> **SELECTED EXTRACT**

Due to this, Aqua can assume that this flaw is embedded in the architecture of the API and is a result of the caching mechanism. To validate that this flaw exists, Aqua conducted the following steps:
Creating a private package
As seen in the screenshot below, Aqua created a private npm package and uploaded it.
Aqua then used the organisation ‘random-organisation’ to upload the npm package ‘secret-package’. An authenticated user should easily be able to view this package including its name, while an unauthenticated user shouldn’t get any disclosure information about this package.
As the user can see below, Aqua verified the existence of this package with an authenticated user that belongs to “random-organisation” via the browser.
Executing a timing attack
Aqua compared the time it takes to search for a private package with a private package that doesn’t exist. For that, Aqua generated a single consecutive request. But Aqua didn’t find any significant differences.
From various systems, it started generating requests to receive private packages that did exist then compared the results with requests for private packages that did not. In doing so Aqua found a noticeable difference.
Optimising the timing of the attack
If user tries to replicate the exact results, there may be some differences due to connection strength and network speed
Next, Aqua collected and analysed the findings to optimise the timing attack. It was found that if it generated approximately five consecutive API requests as an unauthenticated user and looked for the new private package, it takes on average 648 milliseconds.

> **INSTRUCTIONS**
1. Write out the portion of the npm timing-attack excerpt between "As the user" and "any significant differences.", inclusive.
2. In the npm timing-attack excerpt, under which organization did Aqua upload the package named 'secret-package'?
The records that follow are independent material and bear no relation to the preceding text.

> **Dataset rows**
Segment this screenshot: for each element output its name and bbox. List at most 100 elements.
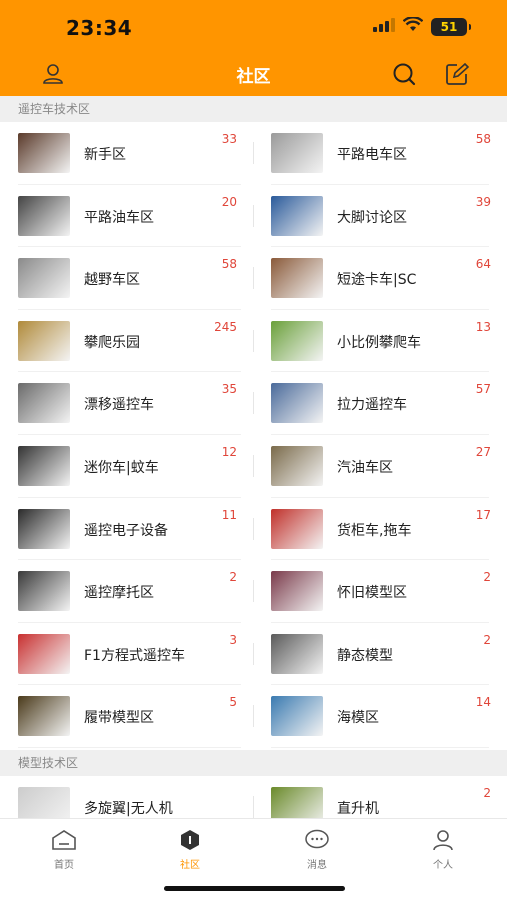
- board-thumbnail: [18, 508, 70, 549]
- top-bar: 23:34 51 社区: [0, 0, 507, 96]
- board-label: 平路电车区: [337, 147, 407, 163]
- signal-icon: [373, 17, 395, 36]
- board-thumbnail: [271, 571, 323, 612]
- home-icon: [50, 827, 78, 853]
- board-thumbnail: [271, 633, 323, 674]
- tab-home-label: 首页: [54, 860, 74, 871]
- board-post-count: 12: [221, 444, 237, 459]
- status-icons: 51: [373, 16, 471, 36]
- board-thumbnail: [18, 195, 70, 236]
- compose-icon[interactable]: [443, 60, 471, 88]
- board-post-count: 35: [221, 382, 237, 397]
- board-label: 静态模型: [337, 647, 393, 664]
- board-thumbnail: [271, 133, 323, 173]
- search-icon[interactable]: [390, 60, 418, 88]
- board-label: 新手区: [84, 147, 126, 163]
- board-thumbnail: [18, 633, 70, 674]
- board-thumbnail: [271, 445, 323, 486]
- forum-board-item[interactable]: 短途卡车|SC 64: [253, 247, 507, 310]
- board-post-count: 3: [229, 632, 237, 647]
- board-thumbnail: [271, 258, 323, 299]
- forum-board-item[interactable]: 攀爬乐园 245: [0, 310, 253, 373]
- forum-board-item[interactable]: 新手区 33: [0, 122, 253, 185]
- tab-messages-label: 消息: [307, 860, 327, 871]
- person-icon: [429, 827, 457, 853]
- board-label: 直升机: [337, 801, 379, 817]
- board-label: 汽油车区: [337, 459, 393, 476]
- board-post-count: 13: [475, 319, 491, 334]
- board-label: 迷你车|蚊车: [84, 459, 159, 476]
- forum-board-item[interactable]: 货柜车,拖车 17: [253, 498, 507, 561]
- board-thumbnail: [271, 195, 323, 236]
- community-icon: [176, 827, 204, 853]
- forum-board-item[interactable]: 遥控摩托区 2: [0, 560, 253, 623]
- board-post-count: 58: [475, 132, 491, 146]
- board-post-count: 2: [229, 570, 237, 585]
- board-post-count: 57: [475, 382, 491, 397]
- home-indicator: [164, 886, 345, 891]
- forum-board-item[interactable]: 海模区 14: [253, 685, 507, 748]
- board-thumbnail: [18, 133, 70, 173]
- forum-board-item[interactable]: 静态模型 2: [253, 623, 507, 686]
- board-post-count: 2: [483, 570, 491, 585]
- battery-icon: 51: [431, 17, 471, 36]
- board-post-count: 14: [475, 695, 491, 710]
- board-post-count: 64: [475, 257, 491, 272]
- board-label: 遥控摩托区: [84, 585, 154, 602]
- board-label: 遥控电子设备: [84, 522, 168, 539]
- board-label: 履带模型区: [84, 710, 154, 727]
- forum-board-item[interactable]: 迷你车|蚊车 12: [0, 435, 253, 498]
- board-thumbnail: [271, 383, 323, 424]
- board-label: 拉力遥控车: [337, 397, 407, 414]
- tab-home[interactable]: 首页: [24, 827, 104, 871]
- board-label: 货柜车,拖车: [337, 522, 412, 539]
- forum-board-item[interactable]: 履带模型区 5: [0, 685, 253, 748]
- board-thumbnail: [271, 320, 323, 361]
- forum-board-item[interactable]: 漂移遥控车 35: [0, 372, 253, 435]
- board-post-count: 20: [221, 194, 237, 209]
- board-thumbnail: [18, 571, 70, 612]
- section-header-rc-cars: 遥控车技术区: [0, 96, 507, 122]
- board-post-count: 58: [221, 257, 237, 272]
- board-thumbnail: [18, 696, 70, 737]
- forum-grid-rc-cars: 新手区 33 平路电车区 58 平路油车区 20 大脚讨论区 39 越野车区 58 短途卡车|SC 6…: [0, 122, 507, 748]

> **RESPONSES TO THE EXERCISE**
1.
As the user can see below, Aqua verified the existence of this package with an authenticated user that belongs to “random-organisation” via the browser.
Executing a timing attack
Aqua compared the time it takes to search for a private package with a private package that doesn’t exist. For that, Aqua generated a single consecutive request. But Aqua didn’t find any significant differences.

2. 'random-organisation'